Figure data in JSON
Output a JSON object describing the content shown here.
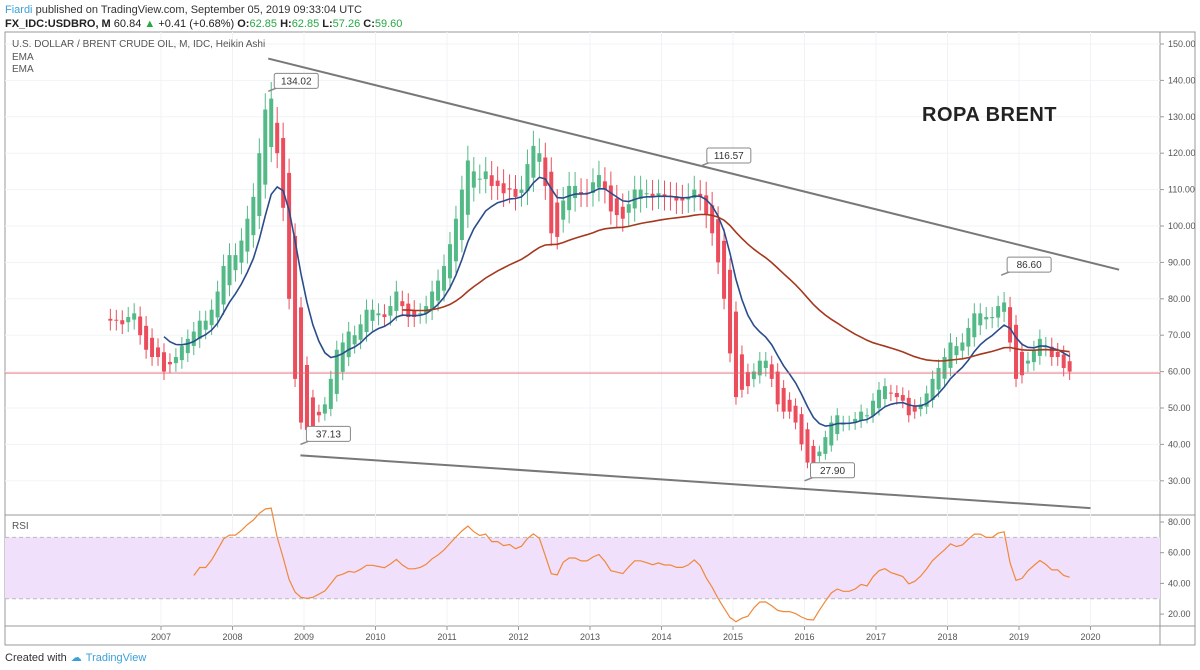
{
  "header": {
    "author": "Fiardi",
    "published": "published on TradingView.com, September 05, 2019 09:33:04 UTC",
    "symbol": "FX_IDC:USDBRO, M",
    "last": "60.84",
    "change": "+0.41 (+0.68%)",
    "o_label": "O:",
    "o": "62.85",
    "h_label": "H:",
    "h": "62.85",
    "l_label": "L:",
    "l": "57.26",
    "c_label": "C:",
    "c": "59.60"
  },
  "legend": {
    "series": "U.S. DOLLAR / BRENT CRUDE OIL, M, IDC, Heikin Ashi",
    "ema1": "EMA",
    "ema2": "EMA",
    "rsi": "RSI"
  },
  "annotation_title": "ROPA BRENT",
  "footer": {
    "created": "Created with",
    "brand": "TradingView"
  },
  "colors": {
    "up": "#53b987",
    "down": "#eb4d5c",
    "ema_fast": "#2b4c8c",
    "ema_slow": "#a5381e",
    "rsi": "#f0883b",
    "rsi_band": "#f0e0fb",
    "trendline": "#787878",
    "last_line": "#e5636c"
  },
  "chart_data": {
    "type": "candlestick",
    "start_month": "2006-04",
    "heikin_ashi_close": [
      74,
      74,
      73,
      75,
      76,
      70,
      66,
      64,
      64,
      60,
      62,
      64,
      67,
      69,
      71,
      74,
      74,
      77,
      82,
      89,
      92,
      92,
      96,
      102,
      108,
      120,
      132,
      135,
      120,
      105,
      80,
      58,
      46,
      44,
      45,
      48,
      51,
      58,
      66,
      68,
      71,
      70,
      73,
      77,
      77,
      76,
      75,
      78,
      82,
      78,
      75,
      75,
      76,
      78,
      82,
      85,
      89,
      95,
      102,
      110,
      118,
      115,
      113,
      115,
      111,
      111,
      109,
      110,
      108,
      110,
      117,
      122,
      120,
      111,
      98,
      97,
      107,
      111,
      111,
      109,
      109,
      112,
      114,
      110,
      104,
      103,
      102,
      106,
      110,
      110,
      109,
      108,
      109,
      108,
      108,
      107,
      107,
      108,
      110,
      108,
      103,
      98,
      90,
      80,
      65,
      53,
      55,
      56,
      60,
      63,
      63,
      58,
      51,
      49,
      49,
      46,
      40,
      35,
      34,
      38,
      42,
      46,
      48,
      46,
      46,
      47,
      49,
      48,
      52,
      55,
      56,
      54,
      53,
      52,
      48,
      49,
      51,
      54,
      58,
      61,
      64,
      68,
      67,
      68,
      72,
      76,
      76,
      75,
      75,
      78,
      79,
      68,
      58,
      59,
      63,
      66,
      69,
      67,
      64,
      64,
      61,
      60
    ],
    "price_axis": {
      "ticks": [
        "150.00",
        "140.00",
        "130.00",
        "120.00",
        "110.00",
        "100.00",
        "90.00",
        "80.00",
        "70.00",
        "60.00",
        "50.00",
        "40.00",
        "30.00"
      ],
      "range": [
        20,
        153
      ]
    },
    "rsi_axis": {
      "ticks": [
        "80.00",
        "60.00",
        "40.00",
        "20.00"
      ],
      "band": [
        30,
        70
      ]
    },
    "time_axis": [
      "2007",
      "2008",
      "2009",
      "2010",
      "2011",
      "2012",
      "2013",
      "2014",
      "2015",
      "2016",
      "2017",
      "2018",
      "2019",
      "2020"
    ],
    "last_price": 59.6,
    "trendlines": [
      {
        "name": "upper",
        "from": [
          2008.5,
          146
        ],
        "to": [
          2020.4,
          88
        ]
      },
      {
        "name": "lower",
        "from": [
          2008.95,
          37
        ],
        "to": [
          2020.0,
          22.5
        ]
      }
    ],
    "callouts": [
      {
        "label": "134.02",
        "t": 2008.5,
        "v": 137
      },
      {
        "label": "116.57",
        "t": 2014.55,
        "v": 116.5
      },
      {
        "label": "86.60",
        "t": 2018.75,
        "v": 86.5
      },
      {
        "label": "37.13",
        "t": 2008.95,
        "v": 40
      },
      {
        "label": "27.90",
        "t": 2016.0,
        "v": 30
      }
    ],
    "ema_periods": [
      10,
      50
    ],
    "rsi_period": 14
  }
}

- **INSTRUCTIONS TO FOLLOW**
Go through the records and gather the lines that hold "TradingView".

- **SOLUTION BELOW**
    "published": "published on TradingView.com, September 05, 2019 09:33:04 UTC",
    "brand": "TradingView"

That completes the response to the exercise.